*STATED EXERCISE*. From the entries below, work out the number of lines that hold the word "xlabel", and give that number alone.

==== DATASET RECORDS ====

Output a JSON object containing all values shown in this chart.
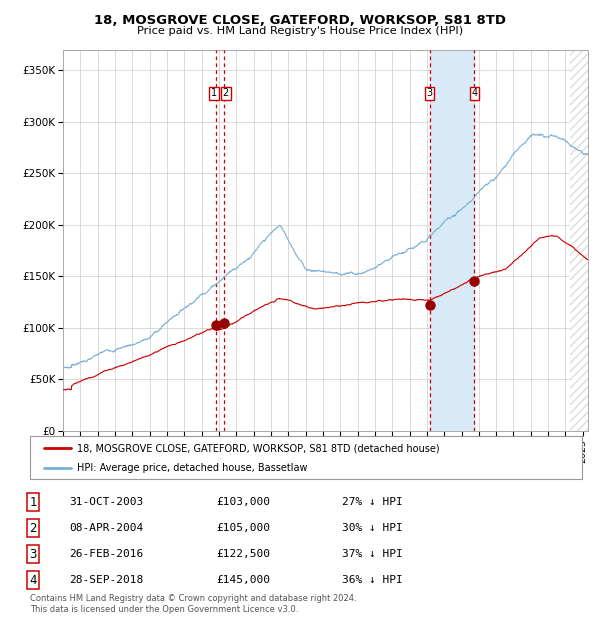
{
  "title": "18, MOSGROVE CLOSE, GATEFORD, WORKSOP, S81 8TD",
  "subtitle": "Price paid vs. HM Land Registry's House Price Index (HPI)",
  "legend_red": "18, MOSGROVE CLOSE, GATEFORD, WORKSOP, S81 8TD (detached house)",
  "legend_blue": "HPI: Average price, detached house, Bassetlaw",
  "footer1": "Contains HM Land Registry data © Crown copyright and database right 2024.",
  "footer2": "This data is licensed under the Open Government Licence v3.0.",
  "transactions": [
    {
      "num": "1",
      "date": "31-OCT-2003",
      "price": "£103,000",
      "pct": "27% ↓ HPI",
      "date_dec": 2003.833,
      "price_val": 103000
    },
    {
      "num": "2",
      "date": "08-APR-2004",
      "price": "£105,000",
      "pct": "30% ↓ HPI",
      "date_dec": 2004.274,
      "price_val": 105000
    },
    {
      "num": "3",
      "date": "26-FEB-2016",
      "price": "£122,500",
      "pct": "37% ↓ HPI",
      "date_dec": 2016.153,
      "price_val": 122500
    },
    {
      "num": "4",
      "date": "28-SEP-2018",
      "price": "£145,000",
      "pct": "36% ↓ HPI",
      "date_dec": 2018.742,
      "price_val": 145000
    }
  ],
  "ylim": [
    0,
    370000
  ],
  "xlim_start": 1995.0,
  "xlim_end": 2025.3,
  "hatch_start": 2024.25,
  "shade_start": 2016.153,
  "shade_end": 2018.742,
  "red_color": "#cc0000",
  "blue_color": "#7ab0d4",
  "shade_color": "#d8eaf7",
  "yticks": [
    0,
    50000,
    100000,
    150000,
    200000,
    250000,
    300000,
    350000
  ],
  "ylabels": [
    "£0",
    "£50K",
    "£100K",
    "£150K",
    "£200K",
    "£250K",
    "£300K",
    "£350K"
  ]
}
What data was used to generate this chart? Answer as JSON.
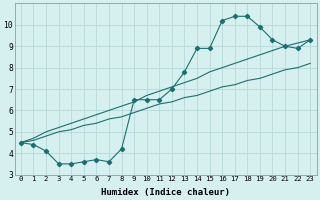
{
  "xlabel": "Humidex (Indice chaleur)",
  "background_color": "#d6f0f0",
  "grid_color": "#b8d8d8",
  "line_color": "#1a7070",
  "xlim": [
    -0.5,
    23.5
  ],
  "ylim": [
    3,
    11
  ],
  "yticks": [
    3,
    4,
    5,
    6,
    7,
    8,
    9,
    10
  ],
  "xticks": [
    0,
    1,
    2,
    3,
    4,
    5,
    6,
    7,
    8,
    9,
    10,
    11,
    12,
    13,
    14,
    15,
    16,
    17,
    18,
    19,
    20,
    21,
    22,
    23
  ],
  "line1_x": [
    0,
    1,
    2,
    3,
    4,
    5,
    6,
    7,
    8,
    9,
    10,
    11,
    12,
    13,
    14,
    15,
    16,
    17,
    18,
    19,
    20,
    21,
    22,
    23
  ],
  "line1_y": [
    4.5,
    4.4,
    4.1,
    3.5,
    3.5,
    3.6,
    3.7,
    3.6,
    4.2,
    6.5,
    6.5,
    6.5,
    7.0,
    7.8,
    8.9,
    8.9,
    10.2,
    10.4,
    10.4,
    9.9,
    9.3,
    9.0,
    8.9,
    9.3
  ],
  "line2_x": [
    0,
    1,
    2,
    3,
    4,
    5,
    6,
    7,
    8,
    9,
    10,
    11,
    12,
    13,
    14,
    15,
    16,
    17,
    18,
    19,
    20,
    21,
    22,
    23
  ],
  "line2_y": [
    4.5,
    4.7,
    5.0,
    5.2,
    5.4,
    5.6,
    5.8,
    6.0,
    6.2,
    6.4,
    6.7,
    6.9,
    7.1,
    7.3,
    7.5,
    7.8,
    8.0,
    8.2,
    8.4,
    8.6,
    8.8,
    9.0,
    9.15,
    9.3
  ],
  "line3_x": [
    0,
    1,
    2,
    3,
    4,
    5,
    6,
    7,
    8,
    9,
    10,
    11,
    12,
    13,
    14,
    15,
    16,
    17,
    18,
    19,
    20,
    21,
    22,
    23
  ],
  "line3_y": [
    4.5,
    4.6,
    4.8,
    5.0,
    5.1,
    5.3,
    5.4,
    5.6,
    5.7,
    5.9,
    6.1,
    6.3,
    6.4,
    6.6,
    6.7,
    6.9,
    7.1,
    7.2,
    7.4,
    7.5,
    7.7,
    7.9,
    8.0,
    8.2
  ]
}
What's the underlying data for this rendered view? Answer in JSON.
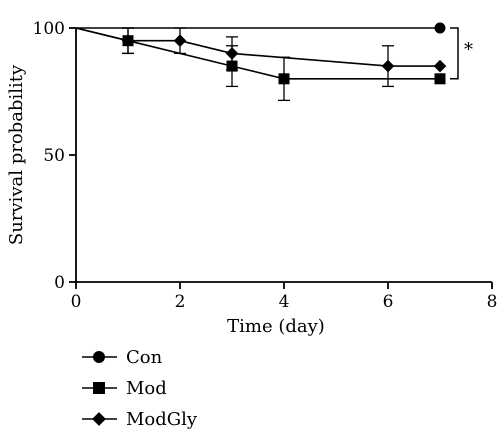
{
  "chart_data": {
    "type": "line",
    "title": "",
    "xlabel": "Time (day)",
    "ylabel": "Survival probability",
    "xlim": [
      0,
      8
    ],
    "ylim": [
      0,
      100
    ],
    "xticks": [
      0,
      2,
      4,
      6,
      8
    ],
    "yticks": [
      0,
      50,
      100
    ],
    "grid": false,
    "legend_position": "bottom-left",
    "significance_label": "*",
    "series": [
      {
        "name": "Con",
        "marker": "circle",
        "x": [
          0,
          7
        ],
        "y": [
          100,
          100
        ],
        "err": [
          0,
          0
        ]
      },
      {
        "name": "Mod",
        "marker": "square",
        "x": [
          0,
          1,
          3,
          4,
          7
        ],
        "y": [
          100,
          95,
          85,
          80,
          80
        ],
        "err": [
          0,
          5,
          8,
          8.5,
          0
        ]
      },
      {
        "name": "ModGly",
        "marker": "diamond",
        "x": [
          0,
          1,
          2,
          3,
          6,
          7
        ],
        "y": [
          100,
          95,
          95,
          90,
          85,
          85
        ],
        "err": [
          0,
          5,
          5,
          6.5,
          8,
          0
        ]
      }
    ]
  }
}
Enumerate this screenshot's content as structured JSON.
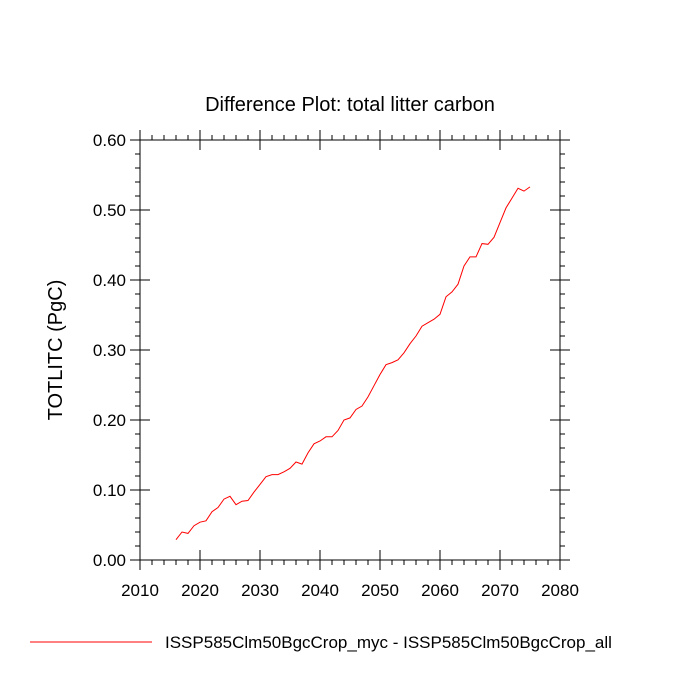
{
  "chart_data": {
    "type": "line",
    "title": "Difference Plot: total litter carbon",
    "ylabel": "TOTLITC  (PgC)",
    "xlabel": "",
    "xlim": [
      2010,
      2080
    ],
    "ylim": [
      0,
      0.6
    ],
    "x_ticks": [
      2010,
      2020,
      2030,
      2040,
      2050,
      2060,
      2070,
      2080
    ],
    "x_tick_labels": [
      "2010",
      "2020",
      "2030",
      "2040",
      "2050",
      "2060",
      "2070",
      "2080"
    ],
    "y_ticks": [
      0,
      0.1,
      0.2,
      0.3,
      0.4,
      0.5,
      0.6
    ],
    "y_tick_labels": [
      "0.00",
      "0.10",
      "0.20",
      "0.30",
      "0.40",
      "0.50",
      "0.60"
    ],
    "legend_position": "bottom",
    "series": [
      {
        "name": "ISSP585Clm50BgcCrop_myc - ISSP585Clm50BgcCrop_all",
        "color": "#ff0000",
        "x": [
          2016,
          2017,
          2018,
          2019,
          2020,
          2021,
          2022,
          2023,
          2024,
          2025,
          2026,
          2027,
          2028,
          2029,
          2030,
          2031,
          2032,
          2033,
          2034,
          2035,
          2036,
          2037,
          2038,
          2039,
          2040,
          2041,
          2042,
          2043,
          2044,
          2045,
          2046,
          2047,
          2048,
          2049,
          2050,
          2051,
          2052,
          2053,
          2054,
          2055,
          2056,
          2057,
          2058,
          2059,
          2060,
          2061,
          2062,
          2063,
          2064,
          2065,
          2066,
          2067,
          2068,
          2069,
          2070,
          2071,
          2072,
          2073,
          2074,
          2075
        ],
        "y": [
          0.029,
          0.04,
          0.038,
          0.049,
          0.054,
          0.056,
          0.069,
          0.075,
          0.087,
          0.091,
          0.079,
          0.084,
          0.085,
          0.097,
          0.108,
          0.119,
          0.122,
          0.122,
          0.126,
          0.131,
          0.14,
          0.137,
          0.153,
          0.166,
          0.17,
          0.176,
          0.176,
          0.185,
          0.2,
          0.203,
          0.215,
          0.22,
          0.233,
          0.249,
          0.265,
          0.279,
          0.282,
          0.286,
          0.296,
          0.309,
          0.32,
          0.334,
          0.339,
          0.344,
          0.351,
          0.376,
          0.383,
          0.394,
          0.42,
          0.433,
          0.433,
          0.452,
          0.451,
          0.461,
          0.482,
          0.503,
          0.517,
          0.531,
          0.527,
          0.533
        ]
      }
    ]
  }
}
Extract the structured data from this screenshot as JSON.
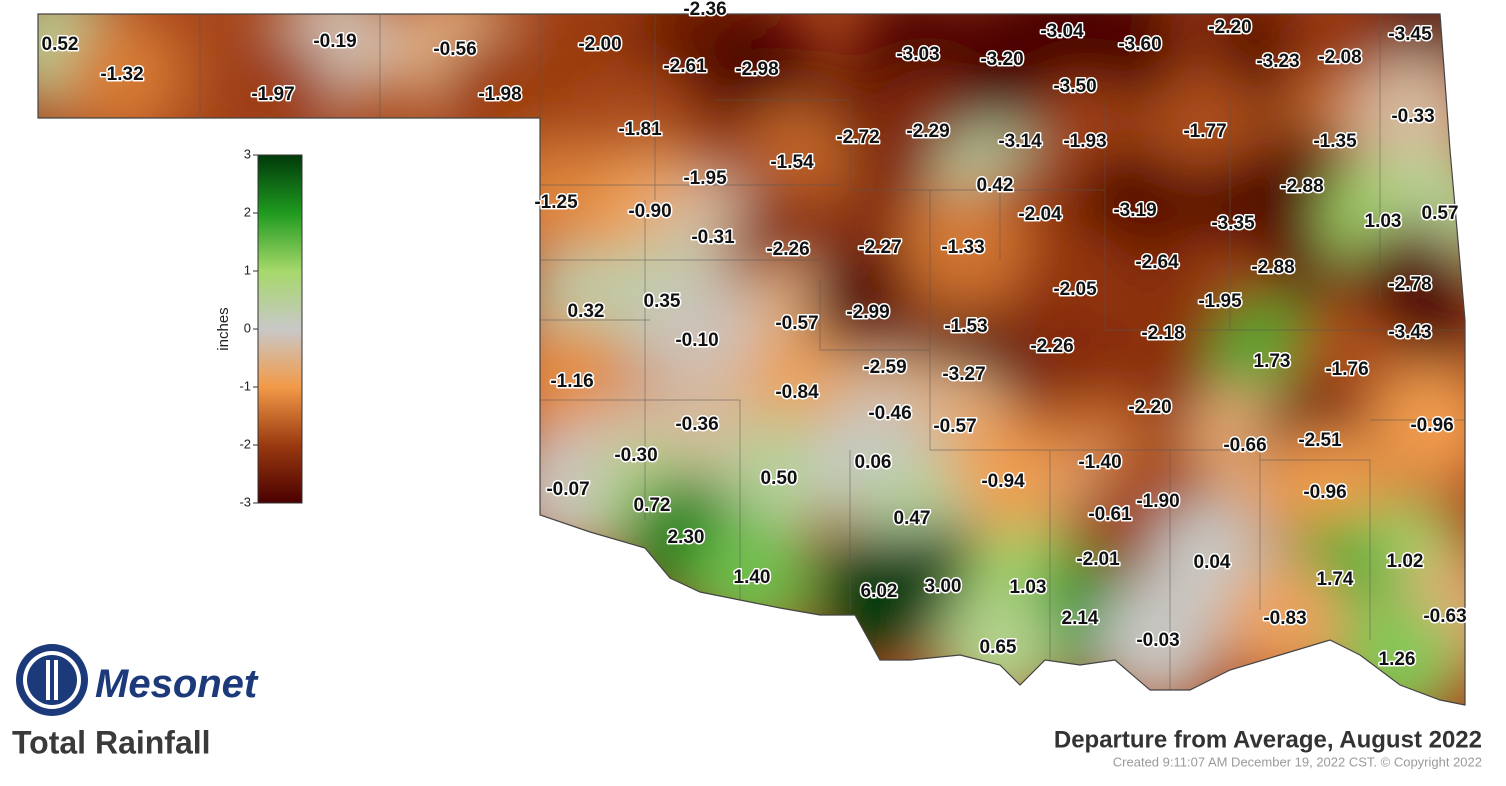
{
  "title": "Total Rainfall",
  "subtitle": "Departure from Average, August 2022",
  "credit": "Created 9:11:07 AM December 19, 2022 CST. © Copyright 2022",
  "logo": "Mesonet",
  "legend": {
    "label": "inches",
    "ticks": [
      3,
      2,
      1,
      0,
      -1,
      -2,
      -3
    ],
    "colors": [
      "#003a0a",
      "#1f9a1f",
      "#a6d86a",
      "#c8c8c8",
      "#f29a48",
      "#9a3a10",
      "#4a0000"
    ]
  },
  "stations": [
    "0.52",
    "-1.32",
    "-0.19",
    "-0.56",
    "-1.97",
    "-1.98",
    "-2.36",
    "-2.00",
    "-2.61",
    "-2.98",
    "-3.03",
    "-3.20",
    "-3.04",
    "-3.60",
    "-2.20",
    "-3.45",
    "-3.23",
    "-2.08",
    "-3.50",
    "-1.81",
    "-2.72",
    "-2.29",
    "-3.14",
    "-1.93",
    "-1.77",
    "-1.35",
    "-0.33",
    "-1.54",
    "-1.95",
    "0.42",
    "-2.88",
    "-1.25",
    "-0.90",
    "-2.04",
    "-3.19",
    "-3.35",
    "1.03",
    "0.57",
    "-0.31",
    "-2.26",
    "-2.27",
    "-1.33",
    "-2.64",
    "-2.88",
    "-2.78",
    "-2.05",
    "0.32",
    "0.35",
    "-0.57",
    "-2.99",
    "-1.53",
    "-1.95",
    "-2.18",
    "-3.43",
    "-0.10",
    "-2.26",
    "1.73",
    "-1.76",
    "-1.16",
    "-2.59",
    "-3.27",
    "-0.84",
    "-2.20",
    "-0.46",
    "-0.57",
    "-0.36",
    "-0.66",
    "-2.51",
    "-0.96",
    "-0.30",
    "0.50",
    "0.06",
    "-1.40",
    "-0.94",
    "-0.07",
    "0.72",
    "-0.96",
    "-0.61",
    "-1.90",
    "0.47",
    "2.30",
    "-2.01",
    "0.04",
    "1.02",
    "1.40",
    "6.02",
    "3.00",
    "1.03",
    "1.74",
    "2.14",
    "-0.03",
    "-0.83",
    "-0.63",
    "0.65",
    "1.26"
  ]
}
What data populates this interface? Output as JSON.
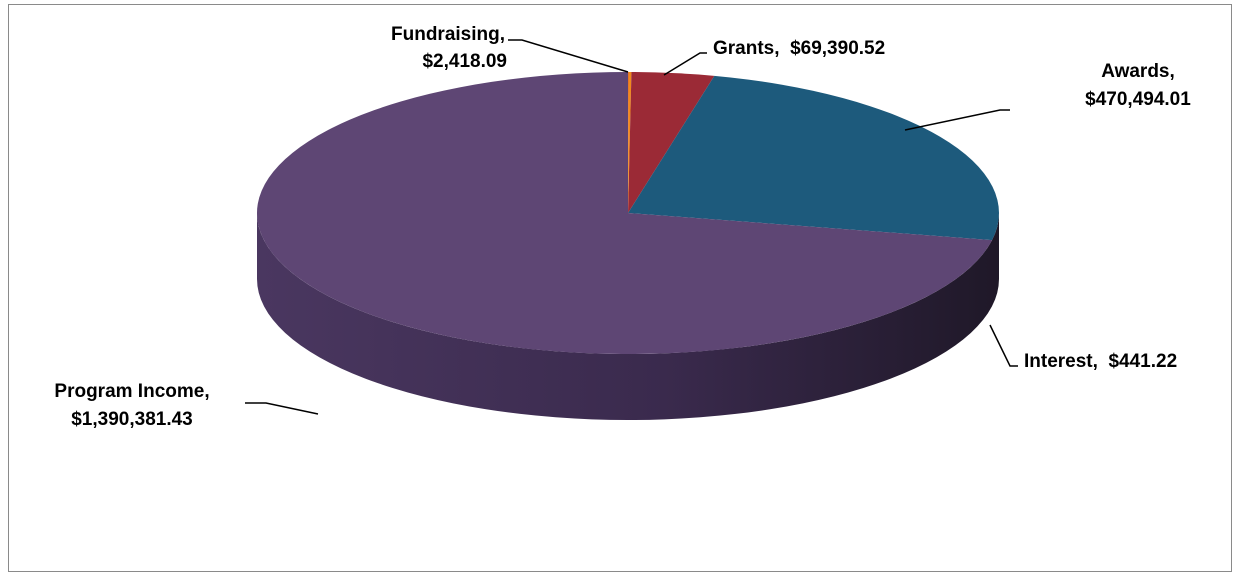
{
  "chart_data": {
    "type": "pie",
    "style": "3d",
    "slices": [
      {
        "name": "Interest",
        "value": 441.22,
        "label_line1": "Interest,  $441.22",
        "label_line2": "",
        "color": "#e06030"
      },
      {
        "name": "Fundraising",
        "value": 2418.09,
        "label_line1": "Fundraising,",
        "label_line2": "$2,418.09",
        "color": "#f08a1c"
      },
      {
        "name": "Grants",
        "value": 69390.52,
        "label_line1": "Grants,  $69,390.52",
        "label_line2": "",
        "color": "#9b2a36"
      },
      {
        "name": "Awards",
        "value": 470494.01,
        "label_line1": "Awards,",
        "label_line2": "$470,494.01",
        "color": "#1d5a7c"
      },
      {
        "name": "Program Income",
        "value": 1390381.43,
        "label_line1": "Program Income,",
        "label_line2": "$1,390,381.43",
        "color": "#5e4674"
      }
    ]
  }
}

====

*ANSWER TO THE TASK*. 3